-- START Provided records --
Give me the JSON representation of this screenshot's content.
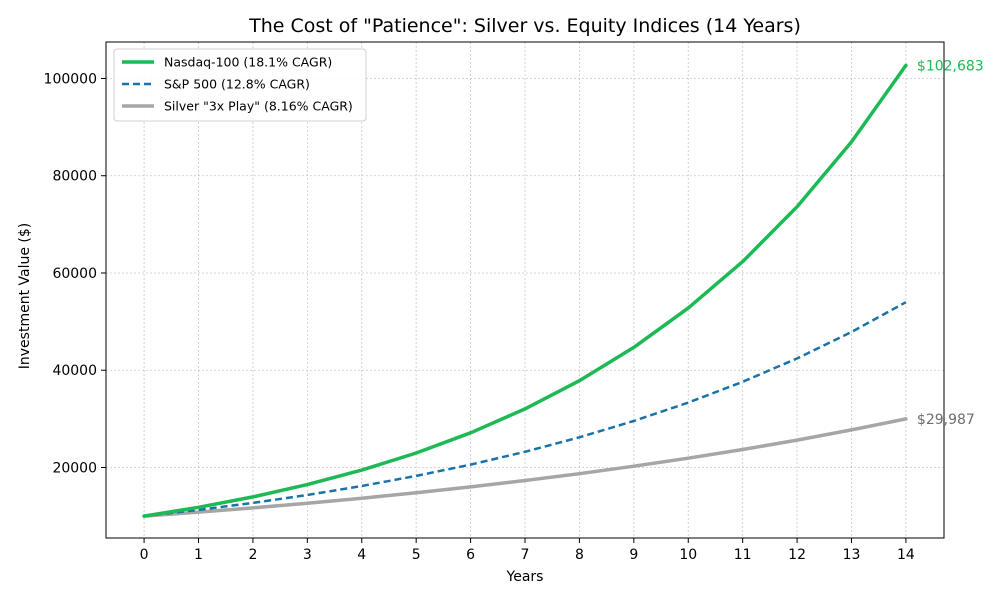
{
  "chart_data": {
    "type": "line",
    "title": "The Cost of \"Patience\": Silver vs. Equity Indices (14 Years)",
    "xlabel": "Years",
    "ylabel": "Investment Value ($)",
    "xlim": [
      -0.7,
      14.7
    ],
    "ylim": [
      5500,
      107500
    ],
    "x": [
      0,
      1,
      2,
      3,
      4,
      5,
      6,
      7,
      8,
      9,
      10,
      11,
      12,
      13,
      14
    ],
    "x_ticks": [
      "0",
      "1",
      "2",
      "3",
      "4",
      "5",
      "6",
      "7",
      "8",
      "9",
      "10",
      "11",
      "12",
      "13",
      "14"
    ],
    "y_ticks": [
      20000,
      40000,
      60000,
      80000,
      100000
    ],
    "y_tick_labels": [
      "20000",
      "40000",
      "60000",
      "80000",
      "100000"
    ],
    "grid": true,
    "legend_position": "top-left",
    "series": [
      {
        "name": "Nasdaq-100 (18.1% CAGR)",
        "color": "#1db954",
        "style": "solid",
        "values": [
          10000,
          11810,
          13948,
          16472,
          19454,
          22975,
          27133,
          32044,
          37844,
          44694,
          52784,
          62338,
          73621,
          86946,
          102683
        ]
      },
      {
        "name": "S&P 500 (12.8% CAGR)",
        "color": "#1a73a8",
        "style": "dashed",
        "values": [
          10000,
          11280,
          12724,
          14353,
          16190,
          18262,
          20600,
          23236,
          26211,
          29566,
          33350,
          37619,
          42434,
          47866,
          53993
        ]
      },
      {
        "name": "Silver \"3x Play\" (8.16% CAGR)",
        "color": "#a6a6a6",
        "style": "solid",
        "values": [
          10000,
          10816,
          11699,
          12653,
          13686,
          14803,
          16011,
          17317,
          18730,
          20258,
          21911,
          23699,
          25633,
          27725,
          29987
        ]
      }
    ],
    "annotations": [
      {
        "text": "$102,683",
        "x": 14,
        "y": 102683,
        "color": "#1db954"
      },
      {
        "text": "$29,987",
        "x": 14,
        "y": 29987,
        "color": "#6e6e6e"
      }
    ]
  }
}
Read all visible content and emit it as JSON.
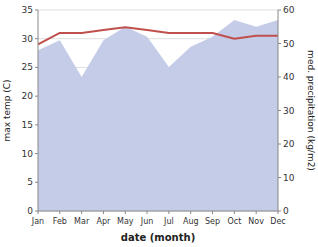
{
  "chart_data": {
    "type": "line",
    "categories": [
      "Jan",
      "Feb",
      "Mar",
      "Apr",
      "May",
      "Jun",
      "Jul",
      "Aug",
      "Sep",
      "Oct",
      "Nov",
      "Dec"
    ],
    "series": [
      {
        "type": "area",
        "axis": "y2",
        "color": "#c5cce8",
        "values": [
          48,
          51,
          40,
          51,
          55,
          52,
          43,
          49,
          52,
          57,
          55,
          57
        ]
      },
      {
        "type": "line",
        "color": "#c0504d",
        "values": [
          29.0,
          31.0,
          31.0,
          31.5,
          32.0,
          31.5,
          31.0,
          31.0,
          31.0,
          30.0,
          30.5,
          30.5
        ]
      }
    ],
    "xlabel": "date (month)",
    "ylabel": "max temp (C)",
    "y2label": "med. precipitation (kg/m2)",
    "ylim": [
      0,
      35
    ],
    "yticks": [
      0,
      5,
      10,
      15,
      20,
      25,
      30,
      35
    ],
    "y2lim": [
      0,
      60
    ],
    "y2ticks": [
      0,
      10,
      20,
      30,
      40,
      50,
      60
    ],
    "grid": true
  }
}
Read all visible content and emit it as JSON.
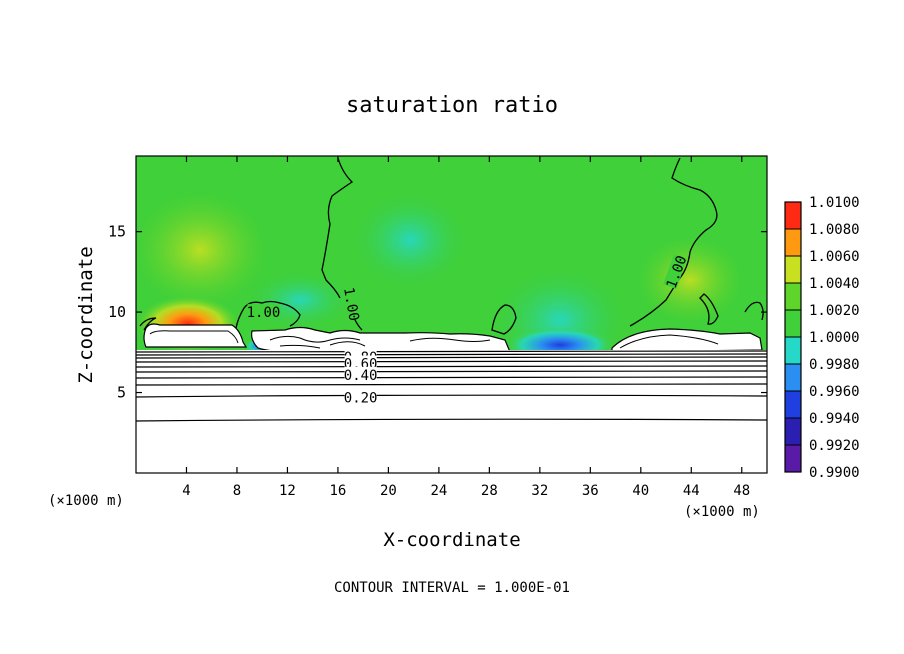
{
  "chart_data": {
    "type": "heatmap",
    "title": "saturation ratio",
    "xlabel": "X-coordinate",
    "ylabel": "Z-coordinate",
    "x_unit": "(×1000 m)",
    "y_unit": "(×1000 m)",
    "xlim": [
      0,
      50
    ],
    "ylim": [
      0,
      19.7
    ],
    "x_ticks": [
      4,
      8,
      12,
      16,
      20,
      24,
      28,
      32,
      36,
      40,
      44,
      48
    ],
    "y_ticks": [
      5,
      10,
      15
    ],
    "colorbar": {
      "levels": [
        0.99,
        0.992,
        0.994,
        0.996,
        0.998,
        1.0,
        1.002,
        1.004,
        1.006,
        1.008,
        1.01
      ],
      "labels": [
        "0.9900",
        "0.9920",
        "0.9940",
        "0.9960",
        "0.9980",
        "1.0000",
        "1.0020",
        "1.0040",
        "1.0060",
        "1.0080",
        "1.0100"
      ],
      "colors": [
        "#5a1aa8",
        "#2a1fb0",
        "#1f3fe0",
        "#2a8ff0",
        "#25d8c8",
        "#3fd03a",
        "#5fd42a",
        "#c8e020",
        "#ff9a10",
        "#ff2a14",
        "#ff8a8a"
      ]
    },
    "contour_labels": [
      {
        "text": "1.00",
        "x": 10.1,
        "z": 10.0
      },
      {
        "text": "1.00",
        "x": 17.1,
        "z": 10.5
      },
      {
        "text": "1.00",
        "x": 42.8,
        "z": 12.5
      },
      {
        "text": "0.80",
        "x": 17.8,
        "z": 7.2
      },
      {
        "text": "0.60",
        "x": 17.8,
        "z": 6.8
      },
      {
        "text": "0.40",
        "x": 17.8,
        "z": 6.1
      },
      {
        "text": "0.20",
        "x": 17.8,
        "z": 4.7
      }
    ],
    "contour_interval_text": "CONTOUR INTERVAL = 1.000E-01",
    "grid": false
  }
}
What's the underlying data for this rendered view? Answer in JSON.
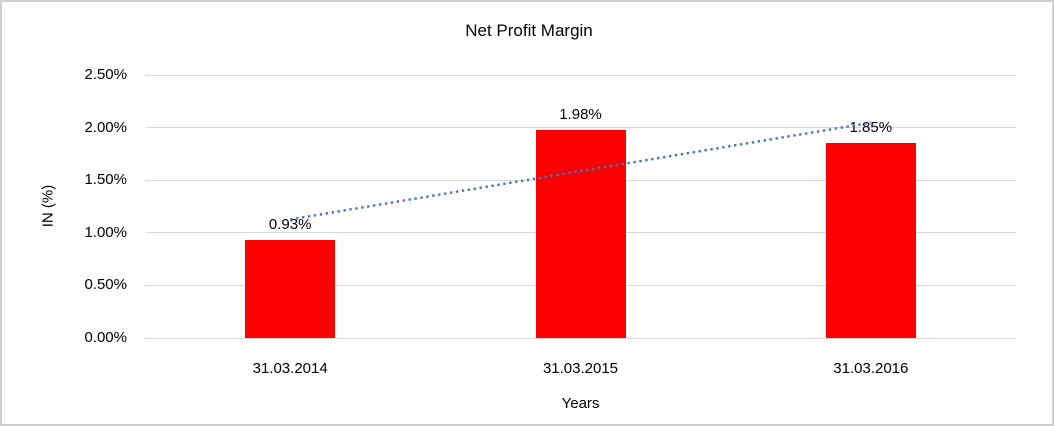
-- END Provided records --
Exercise goal> Apart from the pictures, the entries above are to be repeated in full and exactly.

Result>
Give me the JSON representation of this screenshot's content.
{
  "chart_data": {
    "type": "line",
    "title": "The Cost of \"Patience\": Silver vs. Equity Indices (14 Years)",
    "xlabel": "Years",
    "ylabel": "Investment Value ($)",
    "xlim": [
      -0.7,
      14.7
    ],
    "ylim": [
      5500,
      107500
    ],
    "x": [
      0,
      1,
      2,
      3,
      4,
      5,
      6,
      7,
      8,
      9,
      10,
      11,
      12,
      13,
      14
    ],
    "x_ticks": [
      "0",
      "1",
      "2",
      "3",
      "4",
      "5",
      "6",
      "7",
      "8",
      "9",
      "10",
      "11",
      "12",
      "13",
      "14"
    ],
    "y_ticks": [
      20000,
      40000,
      60000,
      80000,
      100000
    ],
    "y_tick_labels": [
      "20000",
      "40000",
      "60000",
      "80000",
      "100000"
    ],
    "grid": true,
    "legend_position": "top-left",
    "series": [
      {
        "name": "Nasdaq-100 (18.1% CAGR)",
        "color": "#1db954",
        "style": "solid",
        "values": [
          10000,
          11810,
          13948,
          16472,
          19454,
          22975,
          27133,
          32044,
          37844,
          44694,
          52784,
          62338,
          73621,
          86946,
          102683
        ]
      },
      {
        "name": "S&P 500 (12.8% CAGR)",
        "color": "#1a73a8",
        "style": "dashed",
        "values": [
          10000,
          11280,
          12724,
          14353,
          16190,
          18262,
          20600,
          23236,
          26211,
          29566,
          33350,
          37619,
          42434,
          47866,
          53993
        ]
      },
      {
        "name": "Silver \"3x Play\" (8.16% CAGR)",
        "color": "#a6a6a6",
        "style": "solid",
        "values": [
          10000,
          10816,
          11699,
          12653,
          13686,
          14803,
          16011,
          17317,
          18730,
          20258,
          21911,
          23699,
          25633,
          27725,
          29987
        ]
      }
    ],
    "annotations": [
      {
        "text": "$102,683",
        "x": 14,
        "y": 102683,
        "color": "#1db954"
      },
      {
        "text": "$29,987",
        "x": 14,
        "y": 29987,
        "color": "#6e6e6e"
      }
    ]
  }
}
Read all visible content and emit it as JSON.
{
  "chart_data": {
    "type": "line",
    "categories": [
      "Jan",
      "Feb",
      "Mar",
      "Apr",
      "May",
      "Jun",
      "Jul",
      "Aug",
      "Sep",
      "Oct",
      "Nov",
      "Dec"
    ],
    "series": [
      {
        "type": "area",
        "axis": "y2",
        "color": "#c5cce8",
        "values": [
          48,
          51,
          40,
          51,
          55,
          52,
          43,
          49,
          52,
          57,
          55,
          57
        ]
      },
      {
        "type": "line",
        "color": "#c0504d",
        "values": [
          29.0,
          31.0,
          31.0,
          31.5,
          32.0,
          31.5,
          31.0,
          31.0,
          31.0,
          30.0,
          30.5,
          30.5
        ]
      }
    ],
    "xlabel": "date (month)",
    "ylabel": "max temp (C)",
    "y2label": "med. precipitation (kg/m2)",
    "ylim": [
      0,
      35
    ],
    "yticks": [
      0,
      5,
      10,
      15,
      20,
      25,
      30,
      35
    ],
    "y2lim": [
      0,
      60
    ],
    "y2ticks": [
      0,
      10,
      20,
      30,
      40,
      50,
      60
    ],
    "grid": true
  }
}
Read all visible content and emit it as JSON.
{
  "chart_data": {
    "type": "heatmap",
    "title": "saturation ratio",
    "xlabel": "X-coordinate",
    "ylabel": "Z-coordinate",
    "x_unit": "(×1000 m)",
    "y_unit": "(×1000 m)",
    "xlim": [
      0,
      50
    ],
    "ylim": [
      0,
      19.7
    ],
    "x_ticks": [
      4,
      8,
      12,
      16,
      20,
      24,
      28,
      32,
      36,
      40,
      44,
      48
    ],
    "y_ticks": [
      5,
      10,
      15
    ],
    "colorbar": {
      "levels": [
        0.99,
        0.992,
        0.994,
        0.996,
        0.998,
        1.0,
        1.002,
        1.004,
        1.006,
        1.008,
        1.01
      ],
      "labels": [
        "0.9900",
        "0.9920",
        "0.9940",
        "0.9960",
        "0.9980",
        "1.0000",
        "1.0020",
        "1.0040",
        "1.0060",
        "1.0080",
        "1.0100"
      ],
      "colors": [
        "#5a1aa8",
        "#2a1fb0",
        "#1f3fe0",
        "#2a8ff0",
        "#25d8c8",
        "#3fd03a",
        "#5fd42a",
        "#c8e020",
        "#ff9a10",
        "#ff2a14",
        "#ff8a8a"
      ]
    },
    "contour_labels": [
      {
        "text": "1.00",
        "x": 10.1,
        "z": 10.0
      },
      {
        "text": "1.00",
        "x": 17.1,
        "z": 10.5
      },
      {
        "text": "1.00",
        "x": 42.8,
        "z": 12.5
      },
      {
        "text": "0.80",
        "x": 17.8,
        "z": 7.2
      },
      {
        "text": "0.60",
        "x": 17.8,
        "z": 6.8
      },
      {
        "text": "0.40",
        "x": 17.8,
        "z": 6.1
      },
      {
        "text": "0.20",
        "x": 17.8,
        "z": 4.7
      }
    ],
    "contour_interval_text": "CONTOUR INTERVAL = 1.000E-01",
    "grid": false
  }
}
What's the underlying data for this rendered view? Answer in JSON.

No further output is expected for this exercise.